-- Start Given data --

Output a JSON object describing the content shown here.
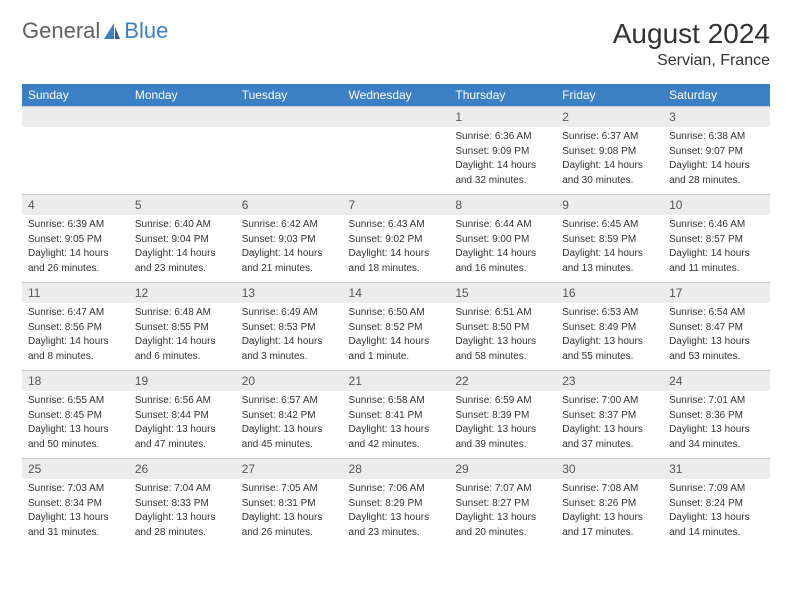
{
  "logo": {
    "textGeneral": "General",
    "textBlue": "Blue"
  },
  "header": {
    "title": "August 2024",
    "location": "Servian, France"
  },
  "colors": {
    "headerBg": "#3b7fc4",
    "headerText": "#ffffff",
    "dayNumBg": "#ececec",
    "dayNumText": "#555555",
    "bodyText": "#333333",
    "border": "#cccccc"
  },
  "dayHeaders": [
    "Sunday",
    "Monday",
    "Tuesday",
    "Wednesday",
    "Thursday",
    "Friday",
    "Saturday"
  ],
  "weeks": [
    [
      {
        "empty": true
      },
      {
        "empty": true
      },
      {
        "empty": true
      },
      {
        "empty": true
      },
      {
        "num": "1",
        "sunrise": "Sunrise: 6:36 AM",
        "sunset": "Sunset: 9:09 PM",
        "day1": "Daylight: 14 hours",
        "day2": "and 32 minutes."
      },
      {
        "num": "2",
        "sunrise": "Sunrise: 6:37 AM",
        "sunset": "Sunset: 9:08 PM",
        "day1": "Daylight: 14 hours",
        "day2": "and 30 minutes."
      },
      {
        "num": "3",
        "sunrise": "Sunrise: 6:38 AM",
        "sunset": "Sunset: 9:07 PM",
        "day1": "Daylight: 14 hours",
        "day2": "and 28 minutes."
      }
    ],
    [
      {
        "num": "4",
        "sunrise": "Sunrise: 6:39 AM",
        "sunset": "Sunset: 9:05 PM",
        "day1": "Daylight: 14 hours",
        "day2": "and 26 minutes."
      },
      {
        "num": "5",
        "sunrise": "Sunrise: 6:40 AM",
        "sunset": "Sunset: 9:04 PM",
        "day1": "Daylight: 14 hours",
        "day2": "and 23 minutes."
      },
      {
        "num": "6",
        "sunrise": "Sunrise: 6:42 AM",
        "sunset": "Sunset: 9:03 PM",
        "day1": "Daylight: 14 hours",
        "day2": "and 21 minutes."
      },
      {
        "num": "7",
        "sunrise": "Sunrise: 6:43 AM",
        "sunset": "Sunset: 9:02 PM",
        "day1": "Daylight: 14 hours",
        "day2": "and 18 minutes."
      },
      {
        "num": "8",
        "sunrise": "Sunrise: 6:44 AM",
        "sunset": "Sunset: 9:00 PM",
        "day1": "Daylight: 14 hours",
        "day2": "and 16 minutes."
      },
      {
        "num": "9",
        "sunrise": "Sunrise: 6:45 AM",
        "sunset": "Sunset: 8:59 PM",
        "day1": "Daylight: 14 hours",
        "day2": "and 13 minutes."
      },
      {
        "num": "10",
        "sunrise": "Sunrise: 6:46 AM",
        "sunset": "Sunset: 8:57 PM",
        "day1": "Daylight: 14 hours",
        "day2": "and 11 minutes."
      }
    ],
    [
      {
        "num": "11",
        "sunrise": "Sunrise: 6:47 AM",
        "sunset": "Sunset: 8:56 PM",
        "day1": "Daylight: 14 hours",
        "day2": "and 8 minutes."
      },
      {
        "num": "12",
        "sunrise": "Sunrise: 6:48 AM",
        "sunset": "Sunset: 8:55 PM",
        "day1": "Daylight: 14 hours",
        "day2": "and 6 minutes."
      },
      {
        "num": "13",
        "sunrise": "Sunrise: 6:49 AM",
        "sunset": "Sunset: 8:53 PM",
        "day1": "Daylight: 14 hours",
        "day2": "and 3 minutes."
      },
      {
        "num": "14",
        "sunrise": "Sunrise: 6:50 AM",
        "sunset": "Sunset: 8:52 PM",
        "day1": "Daylight: 14 hours",
        "day2": "and 1 minute."
      },
      {
        "num": "15",
        "sunrise": "Sunrise: 6:51 AM",
        "sunset": "Sunset: 8:50 PM",
        "day1": "Daylight: 13 hours",
        "day2": "and 58 minutes."
      },
      {
        "num": "16",
        "sunrise": "Sunrise: 6:53 AM",
        "sunset": "Sunset: 8:49 PM",
        "day1": "Daylight: 13 hours",
        "day2": "and 55 minutes."
      },
      {
        "num": "17",
        "sunrise": "Sunrise: 6:54 AM",
        "sunset": "Sunset: 8:47 PM",
        "day1": "Daylight: 13 hours",
        "day2": "and 53 minutes."
      }
    ],
    [
      {
        "num": "18",
        "sunrise": "Sunrise: 6:55 AM",
        "sunset": "Sunset: 8:45 PM",
        "day1": "Daylight: 13 hours",
        "day2": "and 50 minutes."
      },
      {
        "num": "19",
        "sunrise": "Sunrise: 6:56 AM",
        "sunset": "Sunset: 8:44 PM",
        "day1": "Daylight: 13 hours",
        "day2": "and 47 minutes."
      },
      {
        "num": "20",
        "sunrise": "Sunrise: 6:57 AM",
        "sunset": "Sunset: 8:42 PM",
        "day1": "Daylight: 13 hours",
        "day2": "and 45 minutes."
      },
      {
        "num": "21",
        "sunrise": "Sunrise: 6:58 AM",
        "sunset": "Sunset: 8:41 PM",
        "day1": "Daylight: 13 hours",
        "day2": "and 42 minutes."
      },
      {
        "num": "22",
        "sunrise": "Sunrise: 6:59 AM",
        "sunset": "Sunset: 8:39 PM",
        "day1": "Daylight: 13 hours",
        "day2": "and 39 minutes."
      },
      {
        "num": "23",
        "sunrise": "Sunrise: 7:00 AM",
        "sunset": "Sunset: 8:37 PM",
        "day1": "Daylight: 13 hours",
        "day2": "and 37 minutes."
      },
      {
        "num": "24",
        "sunrise": "Sunrise: 7:01 AM",
        "sunset": "Sunset: 8:36 PM",
        "day1": "Daylight: 13 hours",
        "day2": "and 34 minutes."
      }
    ],
    [
      {
        "num": "25",
        "sunrise": "Sunrise: 7:03 AM",
        "sunset": "Sunset: 8:34 PM",
        "day1": "Daylight: 13 hours",
        "day2": "and 31 minutes."
      },
      {
        "num": "26",
        "sunrise": "Sunrise: 7:04 AM",
        "sunset": "Sunset: 8:33 PM",
        "day1": "Daylight: 13 hours",
        "day2": "and 28 minutes."
      },
      {
        "num": "27",
        "sunrise": "Sunrise: 7:05 AM",
        "sunset": "Sunset: 8:31 PM",
        "day1": "Daylight: 13 hours",
        "day2": "and 26 minutes."
      },
      {
        "num": "28",
        "sunrise": "Sunrise: 7:06 AM",
        "sunset": "Sunset: 8:29 PM",
        "day1": "Daylight: 13 hours",
        "day2": "and 23 minutes."
      },
      {
        "num": "29",
        "sunrise": "Sunrise: 7:07 AM",
        "sunset": "Sunset: 8:27 PM",
        "day1": "Daylight: 13 hours",
        "day2": "and 20 minutes."
      },
      {
        "num": "30",
        "sunrise": "Sunrise: 7:08 AM",
        "sunset": "Sunset: 8:26 PM",
        "day1": "Daylight: 13 hours",
        "day2": "and 17 minutes."
      },
      {
        "num": "31",
        "sunrise": "Sunrise: 7:09 AM",
        "sunset": "Sunset: 8:24 PM",
        "day1": "Daylight: 13 hours",
        "day2": "and 14 minutes."
      }
    ]
  ]
}
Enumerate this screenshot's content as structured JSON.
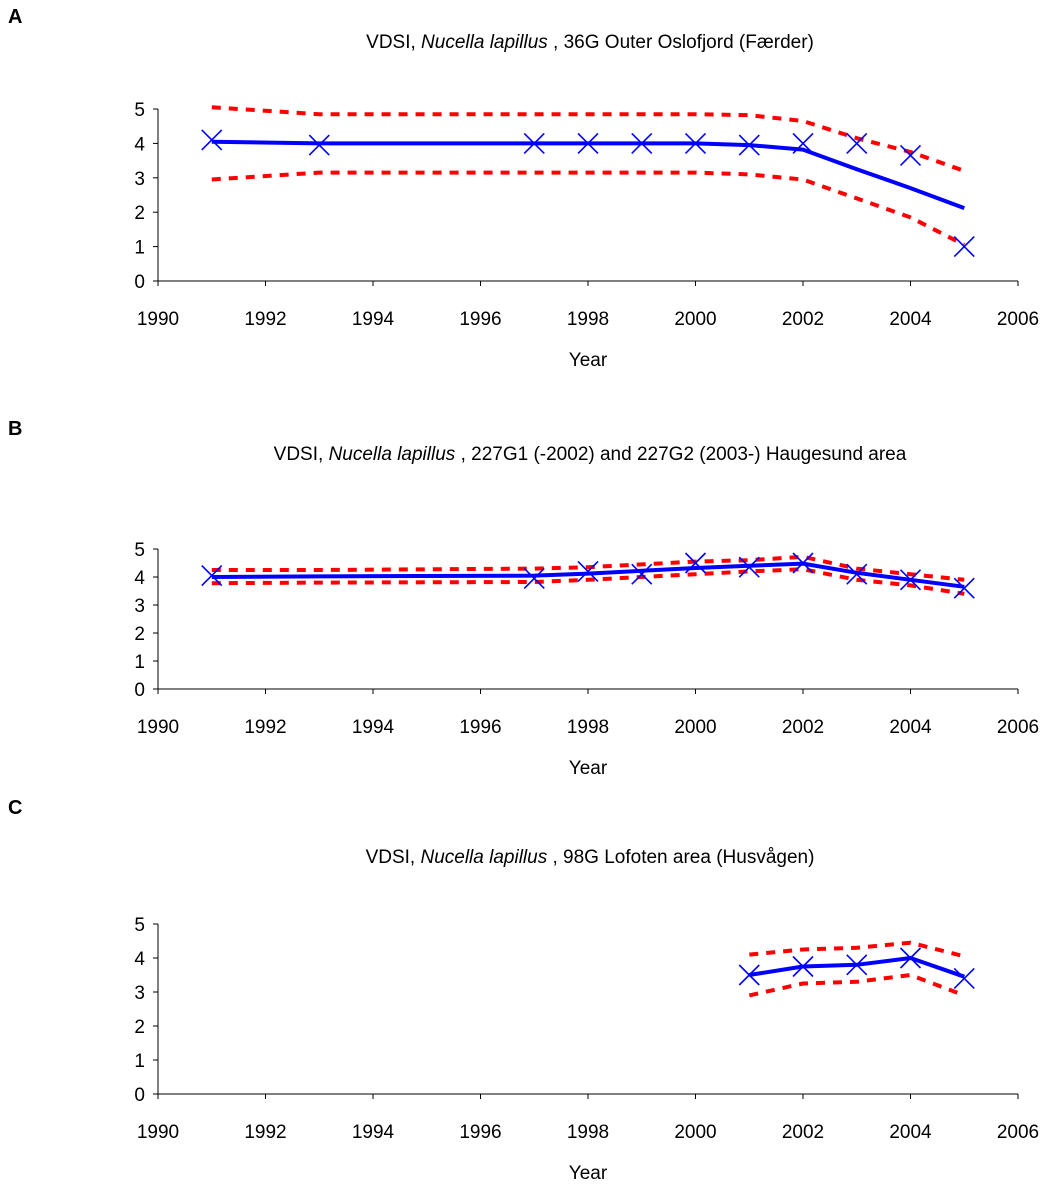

-- End Given data --

### Aim
Where a line holds "content", copy it out.

### Expected output
Output a JSON object describing the content shown here.
Enumerate this screenshot's content as structured JSON.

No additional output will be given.